Directive: State the number of lines, and only that number, in which the word "YOSHDAGI" appears.

_ _ _ _

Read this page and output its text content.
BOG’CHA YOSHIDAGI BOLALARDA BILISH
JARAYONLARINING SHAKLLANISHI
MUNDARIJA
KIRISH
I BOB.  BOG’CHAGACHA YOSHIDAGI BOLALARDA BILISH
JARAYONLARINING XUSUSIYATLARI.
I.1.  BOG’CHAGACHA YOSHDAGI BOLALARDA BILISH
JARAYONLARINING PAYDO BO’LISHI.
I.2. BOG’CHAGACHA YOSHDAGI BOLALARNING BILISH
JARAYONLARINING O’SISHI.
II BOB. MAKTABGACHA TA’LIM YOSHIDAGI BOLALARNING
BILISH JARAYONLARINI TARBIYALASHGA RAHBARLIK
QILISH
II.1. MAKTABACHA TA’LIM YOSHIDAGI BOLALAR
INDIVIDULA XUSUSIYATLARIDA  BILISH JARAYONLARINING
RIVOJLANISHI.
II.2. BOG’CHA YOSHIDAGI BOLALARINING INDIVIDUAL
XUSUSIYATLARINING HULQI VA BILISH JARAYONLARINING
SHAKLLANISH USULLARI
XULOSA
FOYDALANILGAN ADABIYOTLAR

_ _ _ _

Task solution: 2